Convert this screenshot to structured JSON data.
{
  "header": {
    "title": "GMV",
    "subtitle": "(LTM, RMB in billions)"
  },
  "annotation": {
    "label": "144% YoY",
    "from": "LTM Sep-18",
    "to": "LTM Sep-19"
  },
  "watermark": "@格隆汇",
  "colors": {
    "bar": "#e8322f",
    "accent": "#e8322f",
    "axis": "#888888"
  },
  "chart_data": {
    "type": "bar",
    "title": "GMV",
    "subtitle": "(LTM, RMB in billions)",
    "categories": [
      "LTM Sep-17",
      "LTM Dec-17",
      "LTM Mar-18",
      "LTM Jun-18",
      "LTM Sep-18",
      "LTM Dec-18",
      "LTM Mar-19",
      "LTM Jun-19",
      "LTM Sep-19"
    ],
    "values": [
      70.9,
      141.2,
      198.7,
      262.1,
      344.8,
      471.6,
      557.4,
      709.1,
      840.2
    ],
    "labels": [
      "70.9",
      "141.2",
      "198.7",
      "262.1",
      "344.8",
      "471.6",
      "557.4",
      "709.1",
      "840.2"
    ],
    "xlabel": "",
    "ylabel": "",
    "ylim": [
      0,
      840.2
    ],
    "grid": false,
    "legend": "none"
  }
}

## Aim of the task
From the records above, extract everything verbatim.

## Output of the task
Convert this screenshot to structured JSON data.
{
  "header": {
    "title": "GMV",
    "subtitle": "(LTM, RMB in billions)"
  },
  "annotation": {
    "label": "144% YoY",
    "from": "LTM Sep-18",
    "to": "LTM Sep-19"
  },
  "watermark": "@格隆汇",
  "colors": {
    "bar": "#e8322f",
    "accent": "#e8322f",
    "axis": "#888888"
  },
  "chart_data": {
    "type": "bar",
    "title": "GMV",
    "subtitle": "(LTM, RMB in billions)",
    "categories": [
      "LTM Sep-17",
      "LTM Dec-17",
      "LTM Mar-18",
      "LTM Jun-18",
      "LTM Sep-18",
      "LTM Dec-18",
      "LTM Mar-19",
      "LTM Jun-19",
      "LTM Sep-19"
    ],
    "values": [
      70.9,
      141.2,
      198.7,
      262.1,
      344.8,
      471.6,
      557.4,
      709.1,
      840.2
    ],
    "labels": [
      "70.9",
      "141.2",
      "198.7",
      "262.1",
      "344.8",
      "471.6",
      "557.4",
      "709.1",
      "840.2"
    ],
    "xlabel": "",
    "ylabel": "",
    "ylim": [
      0,
      840.2
    ],
    "grid": false,
    "legend": "none"
  }
}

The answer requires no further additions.